> _TASK INPUTS_
####

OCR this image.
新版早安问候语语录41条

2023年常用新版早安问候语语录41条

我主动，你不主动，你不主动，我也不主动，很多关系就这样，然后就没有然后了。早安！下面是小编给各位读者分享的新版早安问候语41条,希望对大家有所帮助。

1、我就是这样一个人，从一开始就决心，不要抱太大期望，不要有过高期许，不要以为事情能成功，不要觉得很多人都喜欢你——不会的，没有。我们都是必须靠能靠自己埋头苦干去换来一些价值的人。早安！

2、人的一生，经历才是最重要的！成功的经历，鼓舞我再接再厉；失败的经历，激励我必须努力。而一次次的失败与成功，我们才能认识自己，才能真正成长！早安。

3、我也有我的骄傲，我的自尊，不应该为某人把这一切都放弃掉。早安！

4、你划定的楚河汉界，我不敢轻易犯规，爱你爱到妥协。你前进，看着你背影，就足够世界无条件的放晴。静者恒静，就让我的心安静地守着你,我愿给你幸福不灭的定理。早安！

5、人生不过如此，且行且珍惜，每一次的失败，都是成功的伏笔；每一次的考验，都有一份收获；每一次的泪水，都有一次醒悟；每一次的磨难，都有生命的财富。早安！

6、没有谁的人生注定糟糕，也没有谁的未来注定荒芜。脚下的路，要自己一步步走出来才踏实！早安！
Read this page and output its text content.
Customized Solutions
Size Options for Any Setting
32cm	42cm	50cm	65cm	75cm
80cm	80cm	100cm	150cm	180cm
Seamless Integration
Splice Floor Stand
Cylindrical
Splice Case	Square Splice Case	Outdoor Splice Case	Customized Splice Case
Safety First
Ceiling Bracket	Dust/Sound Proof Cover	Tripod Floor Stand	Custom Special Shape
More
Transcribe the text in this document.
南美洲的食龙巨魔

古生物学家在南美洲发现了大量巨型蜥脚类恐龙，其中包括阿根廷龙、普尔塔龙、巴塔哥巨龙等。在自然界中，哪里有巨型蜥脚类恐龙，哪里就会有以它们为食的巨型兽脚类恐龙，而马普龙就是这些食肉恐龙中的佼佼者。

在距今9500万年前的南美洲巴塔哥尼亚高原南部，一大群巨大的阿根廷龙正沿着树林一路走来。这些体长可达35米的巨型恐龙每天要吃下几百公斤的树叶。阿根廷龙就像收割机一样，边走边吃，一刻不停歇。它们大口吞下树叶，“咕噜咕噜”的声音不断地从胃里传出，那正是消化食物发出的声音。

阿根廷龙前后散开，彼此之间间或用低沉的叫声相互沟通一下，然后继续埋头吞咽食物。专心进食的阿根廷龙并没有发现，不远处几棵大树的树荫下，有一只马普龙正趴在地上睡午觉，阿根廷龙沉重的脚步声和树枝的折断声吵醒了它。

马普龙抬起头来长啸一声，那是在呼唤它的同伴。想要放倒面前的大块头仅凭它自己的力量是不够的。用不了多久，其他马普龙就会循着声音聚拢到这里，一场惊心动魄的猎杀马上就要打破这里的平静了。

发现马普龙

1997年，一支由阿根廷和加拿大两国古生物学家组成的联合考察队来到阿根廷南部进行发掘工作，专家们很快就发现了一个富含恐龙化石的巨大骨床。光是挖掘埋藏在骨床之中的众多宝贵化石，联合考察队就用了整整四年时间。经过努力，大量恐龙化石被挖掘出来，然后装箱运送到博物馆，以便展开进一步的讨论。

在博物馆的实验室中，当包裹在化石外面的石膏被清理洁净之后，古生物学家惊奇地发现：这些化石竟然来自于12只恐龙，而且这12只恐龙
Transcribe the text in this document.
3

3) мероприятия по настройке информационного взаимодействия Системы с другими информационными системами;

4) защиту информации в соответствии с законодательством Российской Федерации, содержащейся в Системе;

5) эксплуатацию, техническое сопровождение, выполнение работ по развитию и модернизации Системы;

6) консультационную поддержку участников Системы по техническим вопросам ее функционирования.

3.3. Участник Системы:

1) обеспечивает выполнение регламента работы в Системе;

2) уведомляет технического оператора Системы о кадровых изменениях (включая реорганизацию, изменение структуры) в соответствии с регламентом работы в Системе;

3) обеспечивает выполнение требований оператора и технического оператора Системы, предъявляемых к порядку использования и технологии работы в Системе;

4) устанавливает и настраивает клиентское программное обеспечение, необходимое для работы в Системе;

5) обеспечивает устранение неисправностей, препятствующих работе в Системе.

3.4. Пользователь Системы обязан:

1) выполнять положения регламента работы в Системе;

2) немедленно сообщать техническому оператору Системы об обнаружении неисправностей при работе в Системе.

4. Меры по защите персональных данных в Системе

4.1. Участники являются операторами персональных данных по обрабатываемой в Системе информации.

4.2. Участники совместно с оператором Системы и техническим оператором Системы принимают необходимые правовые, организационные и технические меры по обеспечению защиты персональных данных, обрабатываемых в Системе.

####

> _EXERCISE DIRECTIONS_
Restate all of the entries exactly, please.

> _RESULT OF THE EXERCISE_
OCR this image.
新版早安问候语语录41条

2023年常用新版早安问候语语录41条

我主动，你不主动，你不主动，我也不主动，很多关系就这样，然后就没有然后了。早安！下面是小编给各位读者分享的新版早安问候语41条,希望对大家有所帮助。

1、我就是这样一个人，从一开始就决心，不要抱太大期望，不要有过高期许，不要以为事情能成功，不要觉得很多人都喜欢你——不会的，没有。我们都是必须靠能靠自己埋头苦干去换来一些价值的人。早安！

2、人的一生，经历才是最重要的！成功的经历，鼓舞我再接再厉；失败的经历，激励我必须努力。而一次次的失败与成功，我们才能认识自己，才能真正成长！早安。

3、我也有我的骄傲，我的自尊，不应该为某人把这一切都放弃掉。早安！

4、你划定的楚河汉界，我不敢轻易犯规，爱你爱到妥协。你前进，看着你背影，就足够世界无条件的放晴。静者恒静，就让我的心安静地守着你,我愿给你幸福不灭的定理。早安！

5、人生不过如此，且行且珍惜，每一次的失败，都是成功的伏笔；每一次的考验，都有一份收获；每一次的泪水，都有一次醒悟；每一次的磨难，都有生命的财富。早安！

6、没有谁的人生注定糟糕，也没有谁的未来注定荒芜。脚下的路，要自己一步步走出来才踏实！早安！
Read this page and output its text content.
Customized Solutions
Size Options for Any Setting
32cm	42cm	50cm	65cm	75cm
80cm	80cm	100cm	150cm	180cm
Seamless Integration
Splice Floor Stand
Cylindrical
Splice Case	Square Splice Case	Outdoor Splice Case	Customized Splice Case
Safety First
Ceiling Bracket	Dust/Sound Proof Cover	Tripod Floor Stand	Custom Special Shape
More
Transcribe the text in this document.
南美洲的食龙巨魔

古生物学家在南美洲发现了大量巨型蜥脚类恐龙，其中包括阿根廷龙、普尔塔龙、巴塔哥巨龙等。在自然界中，哪里有巨型蜥脚类恐龙，哪里就会有以它们为食的巨型兽脚类恐龙，而马普龙就是这些食肉恐龙中的佼佼者。

在距今9500万年前的南美洲巴塔哥尼亚高原南部，一大群巨大的阿根廷龙正沿着树林一路走来。这些体长可达35米的巨型恐龙每天要吃下几百公斤的树叶。阿根廷龙就像收割机一样，边走边吃，一刻不停歇。它们大口吞下树叶，“咕噜咕噜”的声音不断地从胃里传出，那正是消化食物发出的声音。

阿根廷龙前后散开，彼此之间间或用低沉的叫声相互沟通一下，然后继续埋头吞咽食物。专心进食的阿根廷龙并没有发现，不远处几棵大树的树荫下，有一只马普龙正趴在地上睡午觉，阿根廷龙沉重的脚步声和树枝的折断声吵醒了它。

马普龙抬起头来长啸一声，那是在呼唤它的同伴。想要放倒面前的大块头仅凭它自己的力量是不够的。用不了多久，其他马普龙就会循着声音聚拢到这里，一场惊心动魄的猎杀马上就要打破这里的平静了。

发现马普龙

1997年，一支由阿根廷和加拿大两国古生物学家组成的联合考察队来到阿根廷南部进行发掘工作，专家们很快就发现了一个富含恐龙化石的巨大骨床。光是挖掘埋藏在骨床之中的众多宝贵化石，联合考察队就用了整整四年时间。经过努力，大量恐龙化石被挖掘出来，然后装箱运送到博物馆，以便展开进一步的讨论。

在博物馆的实验室中，当包裹在化石外面的石膏被清理洁净之后，古生物学家惊奇地发现：这些化石竟然来自于12只恐龙，而且这12只恐龙
Transcribe the text in this document.
3

3) мероприятия по настройке информационного взаимодействия Системы с другими информационными системами;

4) защиту информации в соответствии с законодательством Российской Федерации, содержащейся в Системе;

5) эксплуатацию, техническое сопровождение, выполнение работ по развитию и модернизации Системы;

6) консультационную поддержку участников Системы по техническим вопросам ее функционирования.

3.3. Участник Системы:

1) обеспечивает выполнение регламента работы в Системе;

2) уведомляет технического оператора Системы о кадровых изменениях (включая реорганизацию, изменение структуры) в соответствии с регламентом работы в Системе;

3) обеспечивает выполнение требований оператора и технического оператора Системы, предъявляемых к порядку использования и технологии работы в Системе;

4) устанавливает и настраивает клиентское программное обеспечение, необходимое для работы в Системе;

5) обеспечивает устранение неисправностей, препятствующих работе в Системе.

3.4. Пользователь Системы обязан:

1) выполнять положения регламента работы в Системе;

2) немедленно сообщать техническому оператору Системы об обнаружении неисправностей при работе в Системе.

4. Меры по защите персональных данных в Системе

4.1. Участники являются операторами персональных данных по обрабатываемой в Системе информации.

4.2. Участники совместно с оператором Системы и техническим оператором Системы принимают необходимые правовые, организационные и технические меры по обеспечению защиты персональных данных, обрабатываемых в Системе.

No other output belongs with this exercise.